[Records about charts and figures]:
-=-=-

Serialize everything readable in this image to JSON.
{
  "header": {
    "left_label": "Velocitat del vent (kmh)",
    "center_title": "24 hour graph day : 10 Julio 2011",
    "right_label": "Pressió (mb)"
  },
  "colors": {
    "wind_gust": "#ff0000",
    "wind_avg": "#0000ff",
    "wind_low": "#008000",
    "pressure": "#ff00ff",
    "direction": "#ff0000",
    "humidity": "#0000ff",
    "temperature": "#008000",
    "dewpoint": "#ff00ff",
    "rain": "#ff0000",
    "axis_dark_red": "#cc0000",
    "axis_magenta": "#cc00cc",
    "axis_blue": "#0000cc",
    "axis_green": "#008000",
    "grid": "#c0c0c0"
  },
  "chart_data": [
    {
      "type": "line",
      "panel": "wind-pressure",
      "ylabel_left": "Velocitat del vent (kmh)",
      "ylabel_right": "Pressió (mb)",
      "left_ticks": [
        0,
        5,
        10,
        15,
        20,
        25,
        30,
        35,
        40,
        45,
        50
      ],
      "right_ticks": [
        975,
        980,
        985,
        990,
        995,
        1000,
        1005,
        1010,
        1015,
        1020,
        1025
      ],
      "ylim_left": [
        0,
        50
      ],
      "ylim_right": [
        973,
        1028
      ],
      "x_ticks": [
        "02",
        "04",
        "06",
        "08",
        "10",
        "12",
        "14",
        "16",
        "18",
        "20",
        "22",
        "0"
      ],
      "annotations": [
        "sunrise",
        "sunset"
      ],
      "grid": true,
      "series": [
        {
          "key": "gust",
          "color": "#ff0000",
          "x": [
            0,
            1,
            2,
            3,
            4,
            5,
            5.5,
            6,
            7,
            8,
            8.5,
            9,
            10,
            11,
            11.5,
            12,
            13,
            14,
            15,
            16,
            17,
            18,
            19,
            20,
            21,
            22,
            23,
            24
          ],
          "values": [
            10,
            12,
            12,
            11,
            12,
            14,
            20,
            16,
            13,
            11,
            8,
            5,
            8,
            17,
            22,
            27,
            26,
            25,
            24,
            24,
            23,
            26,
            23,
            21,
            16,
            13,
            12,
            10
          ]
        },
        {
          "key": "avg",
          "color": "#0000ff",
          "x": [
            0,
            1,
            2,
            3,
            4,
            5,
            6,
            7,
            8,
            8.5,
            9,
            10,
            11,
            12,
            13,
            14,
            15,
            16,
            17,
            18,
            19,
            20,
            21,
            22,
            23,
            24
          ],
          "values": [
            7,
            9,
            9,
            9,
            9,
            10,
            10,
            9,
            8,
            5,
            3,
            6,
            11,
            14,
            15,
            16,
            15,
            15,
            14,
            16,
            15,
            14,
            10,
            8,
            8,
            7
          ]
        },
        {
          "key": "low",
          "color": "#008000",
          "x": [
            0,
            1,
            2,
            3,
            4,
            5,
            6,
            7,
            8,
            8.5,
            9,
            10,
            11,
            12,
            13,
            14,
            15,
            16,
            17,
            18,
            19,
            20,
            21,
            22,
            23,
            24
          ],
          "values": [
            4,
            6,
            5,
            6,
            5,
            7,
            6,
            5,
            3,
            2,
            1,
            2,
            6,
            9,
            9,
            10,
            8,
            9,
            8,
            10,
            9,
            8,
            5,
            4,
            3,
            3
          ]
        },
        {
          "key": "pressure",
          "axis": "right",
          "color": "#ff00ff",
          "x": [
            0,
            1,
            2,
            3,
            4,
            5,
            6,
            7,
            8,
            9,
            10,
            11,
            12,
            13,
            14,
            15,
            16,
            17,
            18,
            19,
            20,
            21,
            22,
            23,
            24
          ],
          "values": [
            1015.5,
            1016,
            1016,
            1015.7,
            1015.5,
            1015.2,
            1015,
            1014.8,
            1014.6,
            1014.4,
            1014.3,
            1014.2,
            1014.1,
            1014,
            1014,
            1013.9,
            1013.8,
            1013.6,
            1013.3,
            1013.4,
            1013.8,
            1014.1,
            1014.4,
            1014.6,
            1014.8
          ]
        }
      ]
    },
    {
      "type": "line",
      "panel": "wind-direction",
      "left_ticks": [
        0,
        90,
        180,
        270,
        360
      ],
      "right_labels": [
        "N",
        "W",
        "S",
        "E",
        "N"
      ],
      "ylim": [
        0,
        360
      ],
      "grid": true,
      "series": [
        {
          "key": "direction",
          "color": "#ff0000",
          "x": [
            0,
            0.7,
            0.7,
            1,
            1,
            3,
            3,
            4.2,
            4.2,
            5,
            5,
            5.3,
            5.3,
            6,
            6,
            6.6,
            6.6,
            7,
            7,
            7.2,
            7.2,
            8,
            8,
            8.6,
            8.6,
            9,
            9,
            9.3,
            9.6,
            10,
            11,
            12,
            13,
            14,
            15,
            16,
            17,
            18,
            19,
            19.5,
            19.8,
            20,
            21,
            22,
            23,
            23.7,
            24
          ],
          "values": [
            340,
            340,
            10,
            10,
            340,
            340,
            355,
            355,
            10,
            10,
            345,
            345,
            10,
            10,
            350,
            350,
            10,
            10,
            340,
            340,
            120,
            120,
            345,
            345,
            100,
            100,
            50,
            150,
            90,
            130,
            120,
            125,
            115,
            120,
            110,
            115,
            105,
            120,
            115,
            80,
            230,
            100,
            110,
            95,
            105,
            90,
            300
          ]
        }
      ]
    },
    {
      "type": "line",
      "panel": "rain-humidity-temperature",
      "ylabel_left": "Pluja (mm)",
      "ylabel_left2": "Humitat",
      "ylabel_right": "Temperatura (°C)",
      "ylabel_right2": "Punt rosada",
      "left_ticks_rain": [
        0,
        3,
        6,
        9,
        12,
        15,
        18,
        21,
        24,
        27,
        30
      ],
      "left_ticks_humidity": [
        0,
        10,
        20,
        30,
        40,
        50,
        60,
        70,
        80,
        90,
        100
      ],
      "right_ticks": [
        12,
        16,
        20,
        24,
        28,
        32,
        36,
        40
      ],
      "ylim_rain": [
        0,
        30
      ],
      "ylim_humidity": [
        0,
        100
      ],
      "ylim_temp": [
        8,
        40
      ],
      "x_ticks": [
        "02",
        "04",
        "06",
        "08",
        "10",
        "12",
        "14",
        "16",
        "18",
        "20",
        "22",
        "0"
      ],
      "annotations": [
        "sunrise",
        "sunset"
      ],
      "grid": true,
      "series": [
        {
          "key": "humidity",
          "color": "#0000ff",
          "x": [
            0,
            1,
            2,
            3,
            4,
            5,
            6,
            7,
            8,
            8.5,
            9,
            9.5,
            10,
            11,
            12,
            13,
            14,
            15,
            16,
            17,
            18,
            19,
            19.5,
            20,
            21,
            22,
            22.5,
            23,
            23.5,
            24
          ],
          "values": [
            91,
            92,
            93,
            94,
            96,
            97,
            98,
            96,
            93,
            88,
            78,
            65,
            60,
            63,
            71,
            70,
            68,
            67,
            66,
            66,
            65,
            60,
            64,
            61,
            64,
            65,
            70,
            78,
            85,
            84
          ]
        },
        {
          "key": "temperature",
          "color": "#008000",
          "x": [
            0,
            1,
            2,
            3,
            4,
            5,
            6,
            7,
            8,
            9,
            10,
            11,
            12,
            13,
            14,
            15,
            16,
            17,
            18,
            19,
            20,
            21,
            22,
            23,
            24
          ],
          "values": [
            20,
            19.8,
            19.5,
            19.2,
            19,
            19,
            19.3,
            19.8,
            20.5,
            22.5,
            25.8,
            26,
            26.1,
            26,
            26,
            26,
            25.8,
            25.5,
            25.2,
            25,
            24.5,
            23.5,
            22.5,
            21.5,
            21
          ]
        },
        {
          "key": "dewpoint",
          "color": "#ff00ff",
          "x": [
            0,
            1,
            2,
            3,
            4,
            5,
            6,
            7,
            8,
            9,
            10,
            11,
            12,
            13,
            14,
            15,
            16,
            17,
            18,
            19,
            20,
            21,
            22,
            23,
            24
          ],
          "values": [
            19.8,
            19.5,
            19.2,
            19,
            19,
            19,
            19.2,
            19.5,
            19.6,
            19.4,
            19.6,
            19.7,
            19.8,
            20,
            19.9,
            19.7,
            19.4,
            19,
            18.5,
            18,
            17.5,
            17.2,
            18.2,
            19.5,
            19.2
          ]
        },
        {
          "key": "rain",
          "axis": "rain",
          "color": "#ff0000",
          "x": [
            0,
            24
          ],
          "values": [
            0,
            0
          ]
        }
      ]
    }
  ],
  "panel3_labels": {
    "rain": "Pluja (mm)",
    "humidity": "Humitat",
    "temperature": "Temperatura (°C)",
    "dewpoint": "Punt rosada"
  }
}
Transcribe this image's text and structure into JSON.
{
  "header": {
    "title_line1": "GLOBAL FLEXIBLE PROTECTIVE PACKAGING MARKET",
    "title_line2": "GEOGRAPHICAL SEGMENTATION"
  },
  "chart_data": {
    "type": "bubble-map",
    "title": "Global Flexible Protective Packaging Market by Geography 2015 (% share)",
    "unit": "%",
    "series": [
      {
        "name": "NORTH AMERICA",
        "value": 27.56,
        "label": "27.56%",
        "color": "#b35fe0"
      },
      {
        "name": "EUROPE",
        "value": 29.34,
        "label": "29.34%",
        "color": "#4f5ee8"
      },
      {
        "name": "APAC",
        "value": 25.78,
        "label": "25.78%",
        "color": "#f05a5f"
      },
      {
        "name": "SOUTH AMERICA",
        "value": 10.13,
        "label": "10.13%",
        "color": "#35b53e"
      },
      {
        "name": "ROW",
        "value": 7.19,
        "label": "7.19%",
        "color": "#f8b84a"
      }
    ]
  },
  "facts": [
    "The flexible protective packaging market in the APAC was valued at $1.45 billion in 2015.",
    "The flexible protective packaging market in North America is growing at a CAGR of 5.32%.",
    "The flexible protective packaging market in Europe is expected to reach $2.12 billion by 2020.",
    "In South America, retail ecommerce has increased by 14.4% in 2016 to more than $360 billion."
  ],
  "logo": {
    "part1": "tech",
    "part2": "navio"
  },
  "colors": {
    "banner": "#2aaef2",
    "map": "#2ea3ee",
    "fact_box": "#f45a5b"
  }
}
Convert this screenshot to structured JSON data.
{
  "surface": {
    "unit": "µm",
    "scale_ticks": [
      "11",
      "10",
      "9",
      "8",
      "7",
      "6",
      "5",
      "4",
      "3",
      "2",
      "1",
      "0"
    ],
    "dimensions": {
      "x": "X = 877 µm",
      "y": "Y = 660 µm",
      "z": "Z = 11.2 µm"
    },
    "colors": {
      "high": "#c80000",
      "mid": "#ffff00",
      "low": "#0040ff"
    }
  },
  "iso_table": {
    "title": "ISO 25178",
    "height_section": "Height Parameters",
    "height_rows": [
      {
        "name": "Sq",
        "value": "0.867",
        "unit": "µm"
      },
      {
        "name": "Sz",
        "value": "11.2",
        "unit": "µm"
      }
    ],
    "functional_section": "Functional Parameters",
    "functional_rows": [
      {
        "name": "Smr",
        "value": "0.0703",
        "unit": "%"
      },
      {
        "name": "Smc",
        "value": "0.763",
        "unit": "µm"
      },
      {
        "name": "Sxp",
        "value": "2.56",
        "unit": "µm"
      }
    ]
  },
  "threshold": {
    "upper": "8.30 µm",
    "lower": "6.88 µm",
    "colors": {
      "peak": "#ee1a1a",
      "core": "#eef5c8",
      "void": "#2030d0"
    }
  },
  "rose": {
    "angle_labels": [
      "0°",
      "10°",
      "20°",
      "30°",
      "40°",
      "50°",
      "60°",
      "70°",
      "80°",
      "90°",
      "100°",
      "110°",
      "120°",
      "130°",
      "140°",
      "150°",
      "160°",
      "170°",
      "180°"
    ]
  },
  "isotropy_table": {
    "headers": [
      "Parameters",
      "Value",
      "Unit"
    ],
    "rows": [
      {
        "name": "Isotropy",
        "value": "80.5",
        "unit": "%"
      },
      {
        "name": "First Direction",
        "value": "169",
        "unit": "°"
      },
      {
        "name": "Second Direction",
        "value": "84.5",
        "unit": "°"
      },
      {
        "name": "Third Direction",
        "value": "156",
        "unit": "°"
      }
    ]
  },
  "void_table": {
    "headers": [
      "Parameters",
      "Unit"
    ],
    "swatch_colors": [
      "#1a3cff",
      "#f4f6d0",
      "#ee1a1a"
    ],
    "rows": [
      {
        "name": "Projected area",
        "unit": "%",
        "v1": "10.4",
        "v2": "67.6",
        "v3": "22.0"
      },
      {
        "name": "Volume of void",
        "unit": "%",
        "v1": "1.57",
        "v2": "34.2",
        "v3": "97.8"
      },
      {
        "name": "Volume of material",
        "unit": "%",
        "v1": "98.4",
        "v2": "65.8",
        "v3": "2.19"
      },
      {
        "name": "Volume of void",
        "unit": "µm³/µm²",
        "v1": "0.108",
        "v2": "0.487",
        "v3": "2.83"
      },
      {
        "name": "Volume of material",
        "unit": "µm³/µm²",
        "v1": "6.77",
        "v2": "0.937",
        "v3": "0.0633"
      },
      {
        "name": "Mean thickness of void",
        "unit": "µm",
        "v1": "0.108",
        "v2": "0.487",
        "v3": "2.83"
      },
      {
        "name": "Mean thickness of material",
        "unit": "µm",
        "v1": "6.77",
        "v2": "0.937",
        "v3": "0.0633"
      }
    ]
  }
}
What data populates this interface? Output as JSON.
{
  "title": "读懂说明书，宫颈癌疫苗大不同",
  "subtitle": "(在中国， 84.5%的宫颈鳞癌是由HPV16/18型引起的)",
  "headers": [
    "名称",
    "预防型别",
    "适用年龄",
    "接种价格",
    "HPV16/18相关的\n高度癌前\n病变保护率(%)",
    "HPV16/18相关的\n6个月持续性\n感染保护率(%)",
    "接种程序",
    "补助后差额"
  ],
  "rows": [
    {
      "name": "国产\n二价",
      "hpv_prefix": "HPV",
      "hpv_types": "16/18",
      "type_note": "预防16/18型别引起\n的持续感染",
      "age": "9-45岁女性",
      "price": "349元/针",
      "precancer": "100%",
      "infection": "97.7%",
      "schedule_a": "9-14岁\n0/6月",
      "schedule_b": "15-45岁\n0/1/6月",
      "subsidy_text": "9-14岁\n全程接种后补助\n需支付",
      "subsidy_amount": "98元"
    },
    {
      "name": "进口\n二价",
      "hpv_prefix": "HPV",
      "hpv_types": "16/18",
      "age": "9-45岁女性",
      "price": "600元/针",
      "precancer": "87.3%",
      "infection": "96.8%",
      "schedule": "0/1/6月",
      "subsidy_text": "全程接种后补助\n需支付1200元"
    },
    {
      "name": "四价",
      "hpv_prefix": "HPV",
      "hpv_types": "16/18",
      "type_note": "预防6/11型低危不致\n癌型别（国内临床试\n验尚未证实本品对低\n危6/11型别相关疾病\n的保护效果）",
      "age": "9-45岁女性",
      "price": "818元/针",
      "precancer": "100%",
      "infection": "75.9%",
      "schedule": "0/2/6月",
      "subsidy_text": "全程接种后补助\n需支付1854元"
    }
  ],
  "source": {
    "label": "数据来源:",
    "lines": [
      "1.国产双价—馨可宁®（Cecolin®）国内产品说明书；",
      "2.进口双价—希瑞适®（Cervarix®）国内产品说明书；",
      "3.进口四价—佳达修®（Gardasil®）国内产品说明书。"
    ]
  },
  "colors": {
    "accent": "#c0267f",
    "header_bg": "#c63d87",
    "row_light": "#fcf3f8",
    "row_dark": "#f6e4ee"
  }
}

-=-=-

[REQUIRED WORK]: From the line containing "What data populates" through the final line of the listing above, retype every line exactly; leave out everything else.

[TASK RESULT]:
What data populates this interface? Output as JSON.
{
  "title": "读懂说明书，宫颈癌疫苗大不同",
  "subtitle": "(在中国， 84.5%的宫颈鳞癌是由HPV16/18型引起的)",
  "headers": [
    "名称",
    "预防型别",
    "适用年龄",
    "接种价格",
    "HPV16/18相关的\n高度癌前\n病变保护率(%)",
    "HPV16/18相关的\n6个月持续性\n感染保护率(%)",
    "接种程序",
    "补助后差额"
  ],
  "rows": [
    {
      "name": "国产\n二价",
      "hpv_prefix": "HPV",
      "hpv_types": "16/18",
      "type_note": "预防16/18型别引起\n的持续感染",
      "age": "9-45岁女性",
      "price": "349元/针",
      "precancer": "100%",
      "infection": "97.7%",
      "schedule_a": "9-14岁\n0/6月",
      "schedule_b": "15-45岁\n0/1/6月",
      "subsidy_text": "9-14岁\n全程接种后补助\n需支付",
      "subsidy_amount": "98元"
    },
    {
      "name": "进口\n二价",
      "hpv_prefix": "HPV",
      "hpv_types": "16/18",
      "age": "9-45岁女性",
      "price": "600元/针",
      "precancer": "87.3%",
      "infection": "96.8%",
      "schedule": "0/1/6月",
      "subsidy_text": "全程接种后补助\n需支付1200元"
    },
    {
      "name": "四价",
      "hpv_prefix": "HPV",
      "hpv_types": "16/18",
      "type_note": "预防6/11型低危不致\n癌型别（国内临床试\n验尚未证实本品对低\n危6/11型别相关疾病\n的保护效果）",
      "age": "9-45岁女性",
      "price": "818元/针",
      "precancer": "100%",
      "infection": "75.9%",
      "schedule": "0/2/6月",
      "subsidy_text": "全程接种后补助\n需支付1854元"
    }
  ],
  "source": {
    "label": "数据来源:",
    "lines": [
      "1.国产双价—馨可宁®（Cecolin®）国内产品说明书；",
      "2.进口双价—希瑞适®（Cervarix®）国内产品说明书；",
      "3.进口四价—佳达修®（Gardasil®）国内产品说明书。"
    ]
  },
  "colors": {
    "accent": "#c0267f",
    "header_bg": "#c63d87",
    "row_light": "#fcf3f8",
    "row_dark": "#f6e4ee"
  }
}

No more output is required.